■ AIM OF THE EXERCISE ■
Scan the lines below for the word "this". Copy each line you find it in.

■ GIVEN RECORDS ■
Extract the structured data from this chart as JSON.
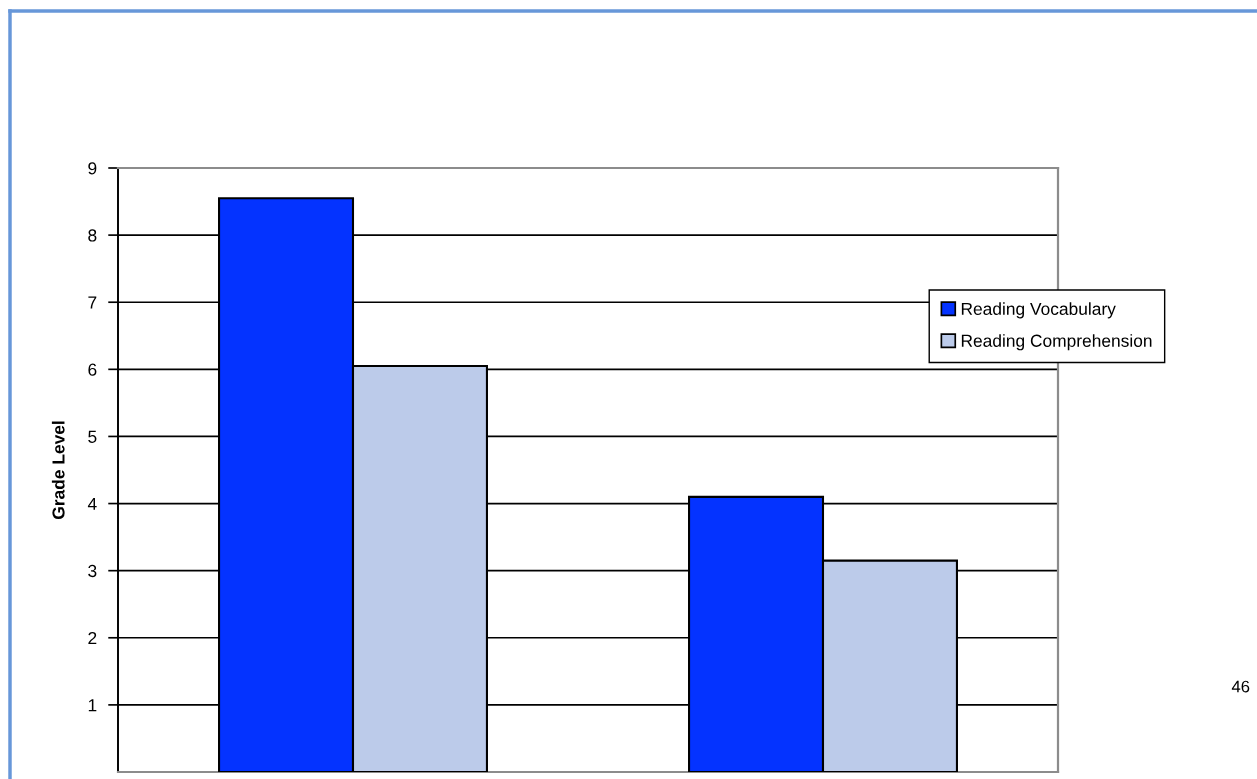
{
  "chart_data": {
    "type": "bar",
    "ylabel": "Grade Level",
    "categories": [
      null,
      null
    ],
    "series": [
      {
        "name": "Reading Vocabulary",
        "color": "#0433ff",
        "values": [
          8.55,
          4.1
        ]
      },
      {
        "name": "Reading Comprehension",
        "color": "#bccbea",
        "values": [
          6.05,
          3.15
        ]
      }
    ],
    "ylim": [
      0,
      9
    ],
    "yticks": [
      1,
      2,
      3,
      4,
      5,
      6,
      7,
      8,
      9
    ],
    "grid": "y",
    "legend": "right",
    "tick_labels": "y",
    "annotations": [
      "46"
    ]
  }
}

* * *

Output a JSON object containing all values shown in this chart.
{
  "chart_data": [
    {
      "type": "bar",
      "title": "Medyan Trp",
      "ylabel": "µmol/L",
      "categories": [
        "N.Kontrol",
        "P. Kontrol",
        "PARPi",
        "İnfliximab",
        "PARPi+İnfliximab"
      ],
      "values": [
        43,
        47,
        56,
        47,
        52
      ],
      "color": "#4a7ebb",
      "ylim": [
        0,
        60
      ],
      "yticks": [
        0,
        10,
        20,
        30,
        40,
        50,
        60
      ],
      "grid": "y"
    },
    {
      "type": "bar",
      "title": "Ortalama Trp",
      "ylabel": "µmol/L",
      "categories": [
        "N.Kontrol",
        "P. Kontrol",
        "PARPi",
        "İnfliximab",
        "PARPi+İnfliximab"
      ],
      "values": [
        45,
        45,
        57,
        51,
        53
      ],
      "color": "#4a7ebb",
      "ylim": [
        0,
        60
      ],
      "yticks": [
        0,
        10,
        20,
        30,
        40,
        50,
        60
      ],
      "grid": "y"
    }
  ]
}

■ EXERCISE OUTPUT ■
Extract the structured data from this chart as JSON.
Output a JSON object containing all values shown in this chart.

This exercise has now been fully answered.